>> Begin Listed records

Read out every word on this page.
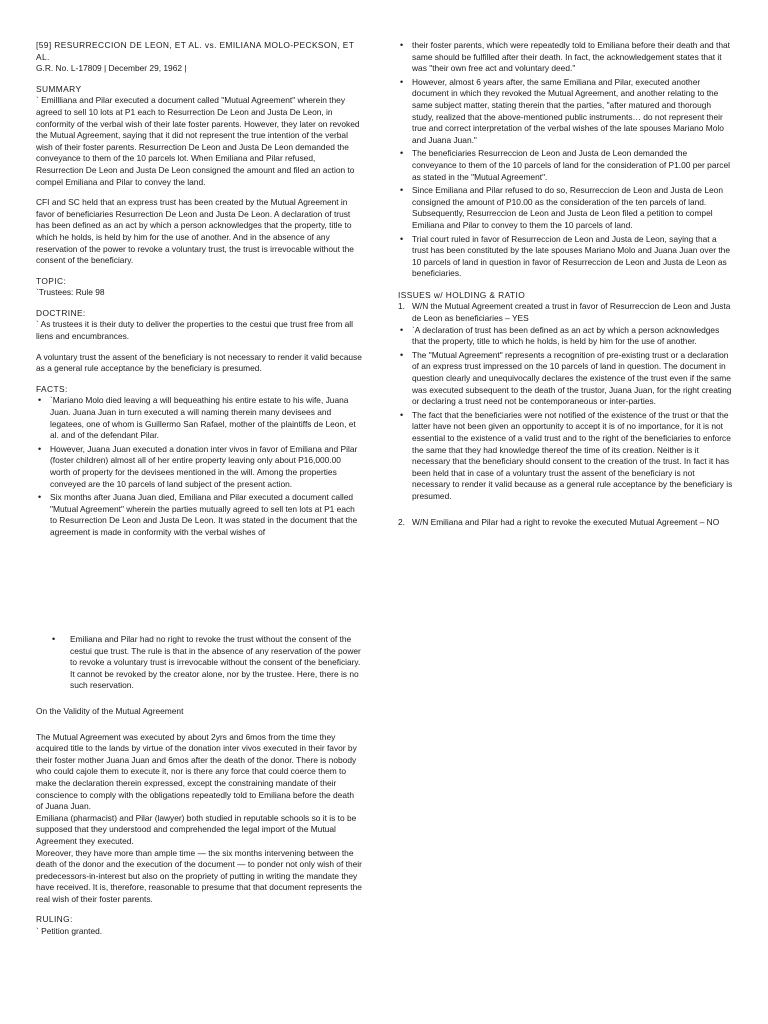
[59] RESURRECCION DE LEON, ET AL. vs. EMILIANA MOLO-PECKSON, ET AL.

G.R. No. L-17809 | December 29, 1962 |

SUMMARY

` Emillliana and Pilar executed a document called "Mutual Agreement" wherein they agreed to sell 10 lots at P1 each to Resurrection De Leon and Justa De Leon, in conformity of the verbal wish of their late foster parents. However, they later on revoked the Mutual Agreement, saying that it did not represent the true intention of the verbal wish of their foster parents. Resurrection De Leon and Justa De Leon demanded the conveyance to them of the 10 parcels lot. When Emiliana and Pilar refused, Resurrection De Leon and Justa De Leon consigned the amount and filed an action to compel Emiliana and Pilar to convey the land.

CFI and SC held that an express trust has been created by the Mutual Agreement in favor of beneficiaries Resurrection De Leon and Justa De Leon. A declaration of trust has been defined as an act by which a person acknowledges that the property, title to which he holds, is held by him for the use of another. And in the absence of any reservation of the power to revoke a voluntary trust, the trust is irrevocable without the consent of the beneficiary.

TOPIC:

`Trustees: Rule 98

DOCTRINE:

` As trustees it is their duty to deliver the properties to the cestui que trust free from all liens and encumbrances.

A voluntary trust the assent of the beneficiary is not necessary to render it valid because as a general rule acceptance by the beneficiary is presumed.

FACTS:

• `Mariano Molo died leaving a will bequeathing his entire estate to his wife, Juana Juan. Juana Juan in turn executed a will naming therein many devisees and legatees, one of whom is Guillermo San Rafael, mother of the plaintiffs de Leon, et al. and of the defendant Pilar.
• However, Juana Juan executed a donation inter vivos in favor of Emiliana and Pilar (foster children) almost all of her entire property leaving only about P16,000.00 worth of property for the devisees mentioned in the will. Among the properties conveyed are the 10 parcels of land subject of the present action.
• Six months after Juana Juan died, Emiliana and Pilar executed a document called "Mutual Agreement" wherein the parties mutually agreed to sell ten lots at P1 each to Resurrection De Leon and Justa De Leon. It was stated in the document that the agreement is made in conformity with the verbal wishes of
• their foster parents, which were repeatedly told to Emiliana before their death and that same should be fulfilled after their death. In fact, the acknowledgement states that it was "their own free act and voluntary deed."
• However, almost 6 years after, the same Emiliana and Pilar, executed another document in which they revoked the Mutual Agreement, and another relating to the same subject matter, stating therein that the parties, "after matured and thorough study, realized that the above-mentioned public instruments… do not represent their true and correct interpretation of the verbal wishes of the late spouses Mariano Molo and Juana Juan."
• The beneficiaries Resurreccion de Leon and Justa de Leon demanded the conveyance to them of the 10 parcels of land for the consideration of P1.00 per parcel as stated in the "Mutual Agreement".
• Since Emiliana and Pilar refused to do so, Resurreccion de Leon and Justa de Leon consigned the amount of P10.00 as the consideration of the ten parcels of land. Subsequently, Resurreccion de Leon and Justa de Leon filed a petition to compel Emiliana and Pilar to convey to them the 10 parcels of land.
• Trial court ruled in favor of Resurreccion de Leon and Justa de Leon, saying that a trust has been constituted by the late spouses Mariano Molo and Juana Juan over the 10 parcels of land in question in favor of Resurreccion de Leon and Justa de Leon as beneficiaries.

ISSUES w/ HOLDING & RATIO

1. W/N the Mutual Agreement created a trust in favor of Resurreccion de Leon and Justa de Leon as beneficiaries – YES
• `A declaration of trust has been defined as an act by which a person acknowledges that the property, title to which he holds, is held by him for the use of another.
• The "Mutual Agreement" represents a recognition of pre-existing trust or a declaration of an express trust impressed on the 10 parcels of land in question. The document in question clearly and unequivocally declares the existence of the trust even if the same was executed subsequent to the death of the trustor, Juana Juan, for the right creating or declaring a trust need not be contemporaneous or inter-parties.
• The fact that the beneficiaries were not notified of the existence of the trust or that the latter have not been given an opportunity to accept it is of no importance, for it is not essential to the existence of a valid trust and to the right of the beneficiaries to enforce the same that they had knowledge thereof the time of its creation. Neither is it necessary that the beneficiary should consent to the creation of the trust. In fact it has been held that in case of a voluntary trust the assent of the beneficiary is not necessary to render it valid because as a general rule acceptance by the beneficiary is presumed.
2. W/N Emiliana and Pilar had a right to revoke the executed Mutual Agreement – NO

• Emiliana and Pilar had no right to revoke the trust without the consent of the cestui que trust. The rule is that in the absence of any reservation of the power to revoke a voluntary trust is irrevocable without the consent of the beneficiary. It cannot be revoked by the creator alone, nor by the trustee. Here, there is no such reservation.

On the Validity of the Mutual Agreement

The Mutual Agreement was executed by about 2yrs and 6mos from the time they acquired title to the lands by virtue of the donation inter vivos executed in their favor by their foster mother Juana Juan and 6mos after the death of the donor. There is nobody who could cajole them to execute it, nor is there any force that could coerce them to make the declaration therein expressed, except the constraining mandate of their conscience to comply with the obligations repeatedly told to Emiliana before the death of Juana Juan.

Emiliana (pharmacist) and Pilar (lawyer) both studied in reputable schools so it is to be supposed that they understood and comprehended the legal import of the Mutual Agreement they executed.

Moreover, they have more than ample time — the six months intervening between the death of the donor and the execution of the document — to ponder not only wish of their predecessors-in-interest but also on the propriety of putting in writing the mandate they have received. It is, therefore, reasonable to presume that that document represents the real wish of their foster parents.

RULING:

` Petition granted.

>> End Listed records

Problem requirements
Filter out every line that lacks the word "free", and copy the rest.

Task result
` As trustees it is their duty to deliver the properties to the cestui que trust free from all liens and encumbrances.
• their foster parents, which were repeatedly told to Emiliana before their death and that same should be fulfilled after their death. In fact, the acknowledgement states that it was "their own free act and voluntary deed."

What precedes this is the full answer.